*Set task:* Count how many lines in the material below hold the word "JSON"; the reply is that number alone.

(Lines of data)

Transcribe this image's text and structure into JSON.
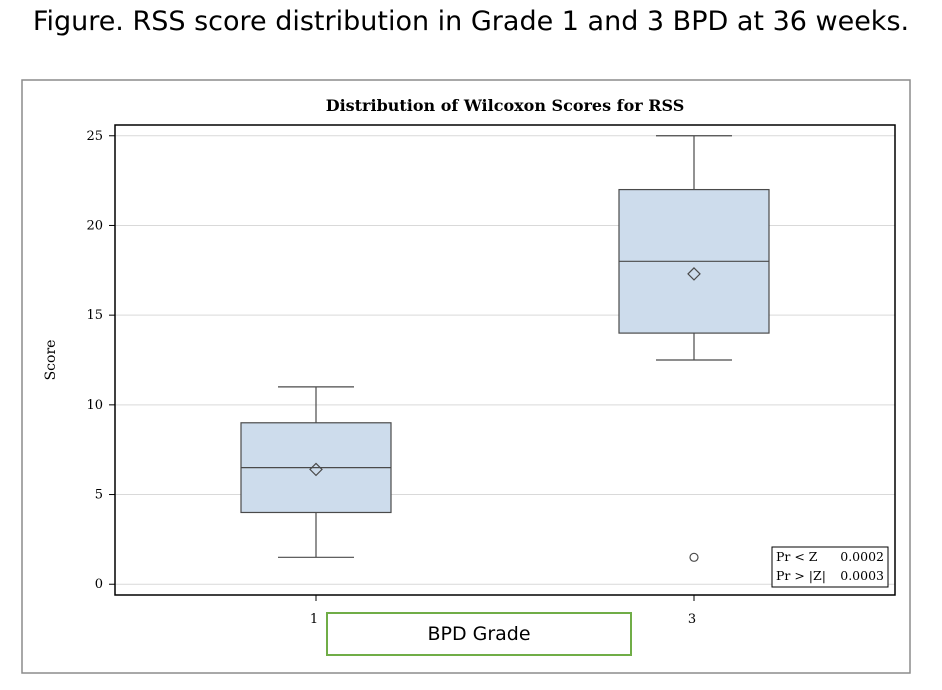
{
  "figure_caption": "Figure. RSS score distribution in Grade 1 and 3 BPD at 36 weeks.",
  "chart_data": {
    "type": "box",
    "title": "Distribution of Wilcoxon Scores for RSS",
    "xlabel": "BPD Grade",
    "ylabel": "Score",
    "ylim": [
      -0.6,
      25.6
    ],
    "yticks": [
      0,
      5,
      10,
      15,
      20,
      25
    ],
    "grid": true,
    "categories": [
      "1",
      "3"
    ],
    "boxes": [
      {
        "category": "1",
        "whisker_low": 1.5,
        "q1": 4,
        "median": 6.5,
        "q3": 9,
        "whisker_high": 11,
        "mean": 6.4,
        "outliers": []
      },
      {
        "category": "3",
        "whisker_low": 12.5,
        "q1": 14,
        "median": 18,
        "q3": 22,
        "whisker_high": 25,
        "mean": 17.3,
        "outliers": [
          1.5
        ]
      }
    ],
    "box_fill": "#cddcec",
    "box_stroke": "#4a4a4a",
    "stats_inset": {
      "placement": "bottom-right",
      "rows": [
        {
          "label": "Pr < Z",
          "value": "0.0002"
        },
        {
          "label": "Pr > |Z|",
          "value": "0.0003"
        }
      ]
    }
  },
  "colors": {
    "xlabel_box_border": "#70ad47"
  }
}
==
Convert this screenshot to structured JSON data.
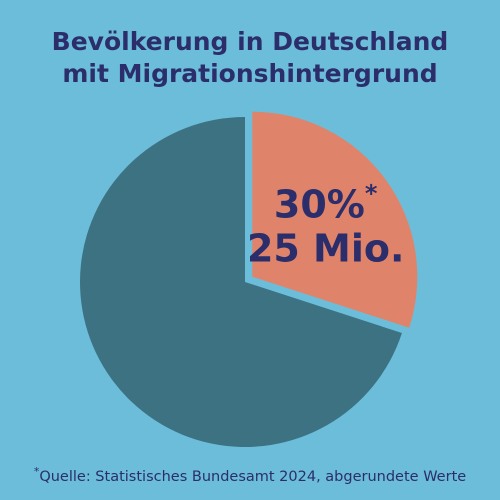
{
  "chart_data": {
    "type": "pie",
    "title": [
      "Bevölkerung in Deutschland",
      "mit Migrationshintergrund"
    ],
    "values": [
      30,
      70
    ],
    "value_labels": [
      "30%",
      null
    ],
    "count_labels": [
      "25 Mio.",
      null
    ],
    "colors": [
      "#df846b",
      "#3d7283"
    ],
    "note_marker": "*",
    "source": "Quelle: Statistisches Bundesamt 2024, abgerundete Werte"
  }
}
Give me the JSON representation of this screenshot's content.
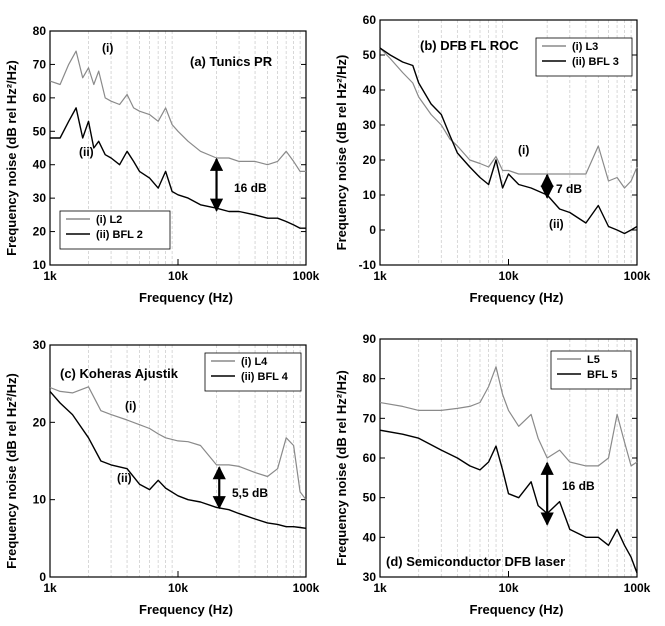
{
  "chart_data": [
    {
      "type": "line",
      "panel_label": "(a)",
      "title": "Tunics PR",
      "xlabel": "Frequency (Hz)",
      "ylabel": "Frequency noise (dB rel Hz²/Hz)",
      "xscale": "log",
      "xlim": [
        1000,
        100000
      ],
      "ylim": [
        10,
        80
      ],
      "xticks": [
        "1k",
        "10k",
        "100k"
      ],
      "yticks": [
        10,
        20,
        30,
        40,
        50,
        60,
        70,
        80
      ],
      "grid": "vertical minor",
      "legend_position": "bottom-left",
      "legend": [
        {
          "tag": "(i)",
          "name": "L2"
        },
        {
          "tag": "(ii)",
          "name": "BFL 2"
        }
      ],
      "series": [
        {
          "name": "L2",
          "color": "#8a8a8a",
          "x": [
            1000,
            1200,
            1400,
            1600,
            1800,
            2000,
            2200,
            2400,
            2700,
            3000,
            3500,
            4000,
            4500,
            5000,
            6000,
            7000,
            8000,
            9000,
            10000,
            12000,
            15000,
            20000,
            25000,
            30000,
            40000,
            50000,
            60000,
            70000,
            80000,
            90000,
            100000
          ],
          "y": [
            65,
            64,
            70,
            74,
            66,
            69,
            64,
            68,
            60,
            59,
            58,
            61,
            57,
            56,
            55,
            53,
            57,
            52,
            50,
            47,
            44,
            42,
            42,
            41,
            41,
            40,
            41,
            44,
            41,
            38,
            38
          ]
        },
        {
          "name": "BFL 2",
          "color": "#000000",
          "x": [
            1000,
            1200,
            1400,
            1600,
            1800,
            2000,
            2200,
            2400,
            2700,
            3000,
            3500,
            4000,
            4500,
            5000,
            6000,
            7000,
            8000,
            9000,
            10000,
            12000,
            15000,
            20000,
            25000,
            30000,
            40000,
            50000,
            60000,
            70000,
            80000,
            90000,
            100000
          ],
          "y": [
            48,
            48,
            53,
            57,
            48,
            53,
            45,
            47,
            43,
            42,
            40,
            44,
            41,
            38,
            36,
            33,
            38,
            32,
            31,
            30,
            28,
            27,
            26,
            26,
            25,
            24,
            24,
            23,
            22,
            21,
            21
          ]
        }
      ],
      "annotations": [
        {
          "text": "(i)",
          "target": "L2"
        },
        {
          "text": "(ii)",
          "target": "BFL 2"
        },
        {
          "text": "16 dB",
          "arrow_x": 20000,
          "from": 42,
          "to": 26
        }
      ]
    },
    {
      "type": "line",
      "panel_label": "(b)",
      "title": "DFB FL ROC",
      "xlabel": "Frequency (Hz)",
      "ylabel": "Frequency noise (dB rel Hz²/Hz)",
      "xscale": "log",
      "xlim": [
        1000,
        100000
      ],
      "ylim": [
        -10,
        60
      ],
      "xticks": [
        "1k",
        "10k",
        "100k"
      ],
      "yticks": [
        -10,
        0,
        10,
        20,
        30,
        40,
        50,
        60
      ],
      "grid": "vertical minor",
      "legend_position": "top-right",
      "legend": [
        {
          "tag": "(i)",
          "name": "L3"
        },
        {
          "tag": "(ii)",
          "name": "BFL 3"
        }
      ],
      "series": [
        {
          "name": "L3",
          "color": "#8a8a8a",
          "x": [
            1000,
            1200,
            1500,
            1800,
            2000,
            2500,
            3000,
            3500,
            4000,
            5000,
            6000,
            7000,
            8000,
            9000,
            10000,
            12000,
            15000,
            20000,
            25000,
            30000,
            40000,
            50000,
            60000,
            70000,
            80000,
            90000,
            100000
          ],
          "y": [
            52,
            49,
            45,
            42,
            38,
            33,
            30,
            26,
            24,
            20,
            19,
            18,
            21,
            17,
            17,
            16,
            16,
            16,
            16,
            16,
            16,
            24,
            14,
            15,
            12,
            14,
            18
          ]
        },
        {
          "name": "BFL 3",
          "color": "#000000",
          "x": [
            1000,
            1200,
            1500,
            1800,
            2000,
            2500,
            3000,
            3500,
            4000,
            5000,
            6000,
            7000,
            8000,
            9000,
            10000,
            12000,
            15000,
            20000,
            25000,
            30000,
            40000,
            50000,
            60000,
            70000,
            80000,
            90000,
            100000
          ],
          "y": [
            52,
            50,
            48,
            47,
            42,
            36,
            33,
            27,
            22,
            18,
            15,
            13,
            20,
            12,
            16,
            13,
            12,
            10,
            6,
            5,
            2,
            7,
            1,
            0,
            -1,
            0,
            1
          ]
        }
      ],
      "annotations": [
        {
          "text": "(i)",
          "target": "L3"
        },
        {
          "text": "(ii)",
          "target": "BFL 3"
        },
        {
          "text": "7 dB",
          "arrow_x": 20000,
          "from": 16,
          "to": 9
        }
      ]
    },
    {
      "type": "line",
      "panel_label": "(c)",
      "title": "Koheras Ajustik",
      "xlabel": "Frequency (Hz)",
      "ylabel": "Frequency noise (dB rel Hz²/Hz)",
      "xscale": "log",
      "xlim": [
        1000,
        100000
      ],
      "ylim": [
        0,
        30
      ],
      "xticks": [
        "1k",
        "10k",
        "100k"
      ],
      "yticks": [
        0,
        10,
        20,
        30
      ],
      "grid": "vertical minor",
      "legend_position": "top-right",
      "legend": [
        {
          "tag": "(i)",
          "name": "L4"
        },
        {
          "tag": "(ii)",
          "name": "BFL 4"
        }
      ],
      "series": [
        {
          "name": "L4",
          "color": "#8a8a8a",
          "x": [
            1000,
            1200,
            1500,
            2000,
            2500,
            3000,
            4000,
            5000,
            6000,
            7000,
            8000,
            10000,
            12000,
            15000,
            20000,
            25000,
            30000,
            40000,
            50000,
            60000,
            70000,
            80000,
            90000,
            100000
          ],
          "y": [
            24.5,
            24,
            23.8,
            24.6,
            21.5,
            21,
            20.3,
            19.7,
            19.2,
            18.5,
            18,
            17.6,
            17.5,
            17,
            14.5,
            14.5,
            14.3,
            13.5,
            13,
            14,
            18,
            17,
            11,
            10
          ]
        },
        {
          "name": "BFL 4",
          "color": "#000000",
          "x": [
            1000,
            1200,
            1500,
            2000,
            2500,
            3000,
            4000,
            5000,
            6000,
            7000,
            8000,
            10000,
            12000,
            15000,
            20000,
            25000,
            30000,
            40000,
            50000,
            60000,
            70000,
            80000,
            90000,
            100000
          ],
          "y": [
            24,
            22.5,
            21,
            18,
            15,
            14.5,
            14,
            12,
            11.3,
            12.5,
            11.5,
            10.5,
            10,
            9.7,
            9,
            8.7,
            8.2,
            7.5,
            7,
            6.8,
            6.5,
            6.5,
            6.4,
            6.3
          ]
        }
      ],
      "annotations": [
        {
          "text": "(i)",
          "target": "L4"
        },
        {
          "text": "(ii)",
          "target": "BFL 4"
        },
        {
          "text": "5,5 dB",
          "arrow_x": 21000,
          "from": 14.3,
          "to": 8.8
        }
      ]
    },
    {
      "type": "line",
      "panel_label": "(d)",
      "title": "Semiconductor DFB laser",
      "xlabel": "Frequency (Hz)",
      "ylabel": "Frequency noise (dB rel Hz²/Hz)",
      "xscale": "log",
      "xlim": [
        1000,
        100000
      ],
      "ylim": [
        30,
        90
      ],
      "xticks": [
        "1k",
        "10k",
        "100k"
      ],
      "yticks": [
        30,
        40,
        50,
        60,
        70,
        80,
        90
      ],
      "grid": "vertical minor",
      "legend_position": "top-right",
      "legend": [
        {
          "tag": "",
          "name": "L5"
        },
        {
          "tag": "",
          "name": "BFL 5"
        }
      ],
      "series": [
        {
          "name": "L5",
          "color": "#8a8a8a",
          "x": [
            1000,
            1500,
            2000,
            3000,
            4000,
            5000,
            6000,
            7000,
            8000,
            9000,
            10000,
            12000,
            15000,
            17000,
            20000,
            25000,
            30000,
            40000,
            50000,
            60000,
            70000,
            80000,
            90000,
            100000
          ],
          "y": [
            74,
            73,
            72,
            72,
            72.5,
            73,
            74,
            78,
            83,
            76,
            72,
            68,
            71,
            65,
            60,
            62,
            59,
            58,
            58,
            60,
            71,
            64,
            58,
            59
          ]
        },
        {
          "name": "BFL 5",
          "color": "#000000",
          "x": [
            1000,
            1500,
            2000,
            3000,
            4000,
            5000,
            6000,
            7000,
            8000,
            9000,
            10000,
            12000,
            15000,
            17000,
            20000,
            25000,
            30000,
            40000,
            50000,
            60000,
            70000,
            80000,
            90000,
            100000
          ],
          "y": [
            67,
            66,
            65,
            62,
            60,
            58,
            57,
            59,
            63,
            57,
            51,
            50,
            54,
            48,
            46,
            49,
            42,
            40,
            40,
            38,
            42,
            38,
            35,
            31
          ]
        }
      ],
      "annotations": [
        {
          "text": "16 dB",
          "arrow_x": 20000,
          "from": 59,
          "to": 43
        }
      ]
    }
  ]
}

*Written response:* 3